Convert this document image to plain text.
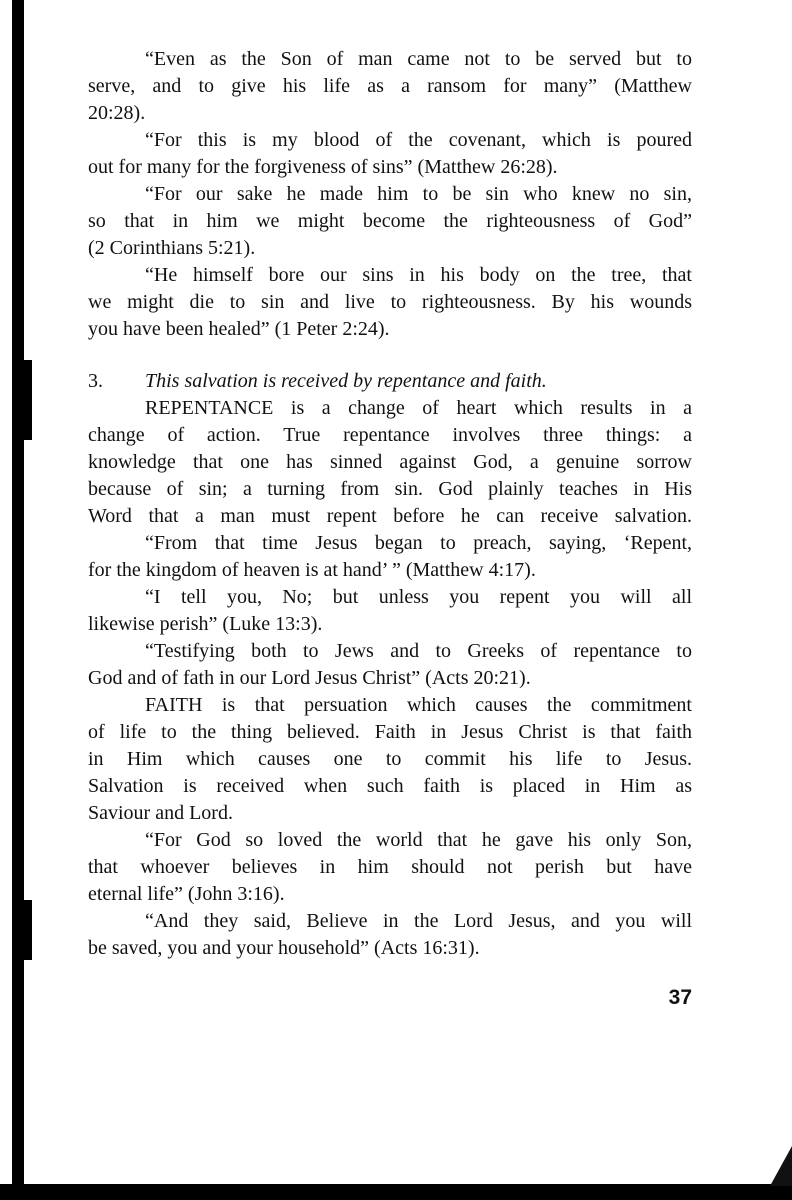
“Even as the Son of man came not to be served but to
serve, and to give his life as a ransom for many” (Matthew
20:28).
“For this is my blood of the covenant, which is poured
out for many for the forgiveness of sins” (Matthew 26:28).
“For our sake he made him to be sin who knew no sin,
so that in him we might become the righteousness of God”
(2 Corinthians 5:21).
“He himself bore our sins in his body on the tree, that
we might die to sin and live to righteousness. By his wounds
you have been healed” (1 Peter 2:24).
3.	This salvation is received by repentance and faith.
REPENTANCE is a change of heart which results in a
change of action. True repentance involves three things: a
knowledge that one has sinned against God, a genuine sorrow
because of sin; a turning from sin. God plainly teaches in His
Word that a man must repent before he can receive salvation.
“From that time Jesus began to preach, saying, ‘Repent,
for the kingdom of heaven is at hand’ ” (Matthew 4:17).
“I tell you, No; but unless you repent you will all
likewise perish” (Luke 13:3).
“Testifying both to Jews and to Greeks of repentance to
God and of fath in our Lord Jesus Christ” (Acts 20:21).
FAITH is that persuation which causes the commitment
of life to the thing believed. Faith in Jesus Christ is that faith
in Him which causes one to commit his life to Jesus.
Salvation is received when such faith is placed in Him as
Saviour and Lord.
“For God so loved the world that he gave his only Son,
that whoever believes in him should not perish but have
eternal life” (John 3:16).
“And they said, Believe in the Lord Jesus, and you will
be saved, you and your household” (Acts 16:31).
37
__________________________________________________
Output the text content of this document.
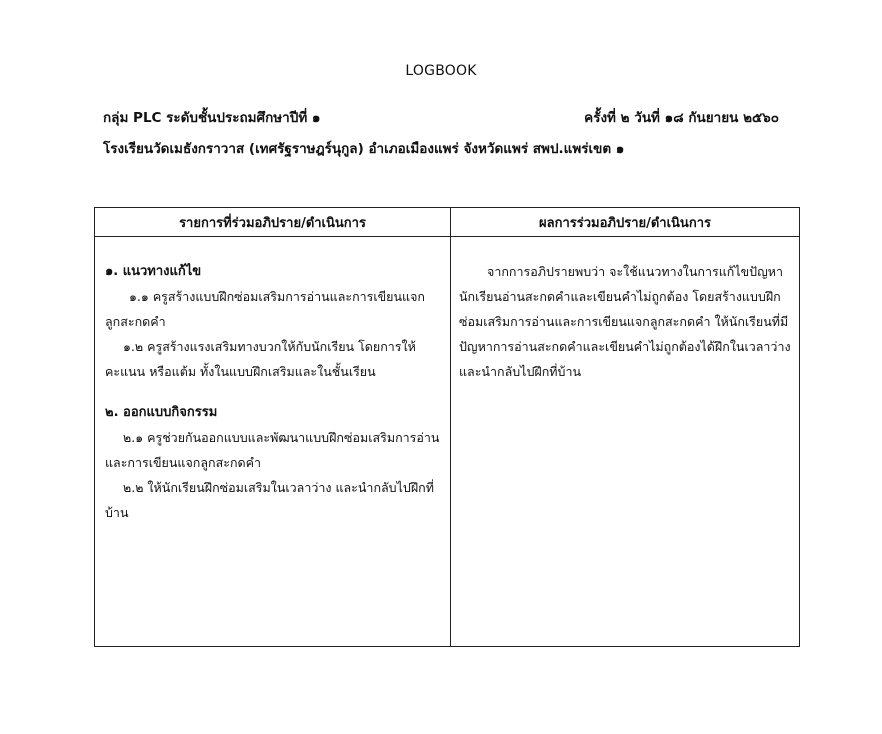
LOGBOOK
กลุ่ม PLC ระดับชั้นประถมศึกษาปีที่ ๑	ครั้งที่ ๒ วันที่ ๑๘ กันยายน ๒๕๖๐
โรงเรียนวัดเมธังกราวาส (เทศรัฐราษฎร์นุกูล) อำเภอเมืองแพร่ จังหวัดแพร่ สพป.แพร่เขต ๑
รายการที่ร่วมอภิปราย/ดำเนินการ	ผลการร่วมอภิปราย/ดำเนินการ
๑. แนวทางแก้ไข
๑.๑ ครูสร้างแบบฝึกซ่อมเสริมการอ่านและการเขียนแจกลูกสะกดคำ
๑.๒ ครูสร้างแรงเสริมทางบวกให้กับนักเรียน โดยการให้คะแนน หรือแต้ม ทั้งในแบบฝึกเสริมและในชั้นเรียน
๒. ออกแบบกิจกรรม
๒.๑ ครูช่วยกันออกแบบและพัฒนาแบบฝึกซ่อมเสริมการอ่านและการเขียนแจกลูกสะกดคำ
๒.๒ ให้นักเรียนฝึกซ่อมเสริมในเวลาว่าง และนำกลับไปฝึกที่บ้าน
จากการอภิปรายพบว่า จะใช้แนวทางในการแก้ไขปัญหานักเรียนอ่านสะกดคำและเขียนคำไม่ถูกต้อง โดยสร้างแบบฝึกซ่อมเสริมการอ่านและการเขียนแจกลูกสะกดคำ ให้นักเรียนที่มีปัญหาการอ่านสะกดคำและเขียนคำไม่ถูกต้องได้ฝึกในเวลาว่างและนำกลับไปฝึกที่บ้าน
__________________________________________________
Going through the records above, state how many lines carry "ยนแจกล", with no other text.

3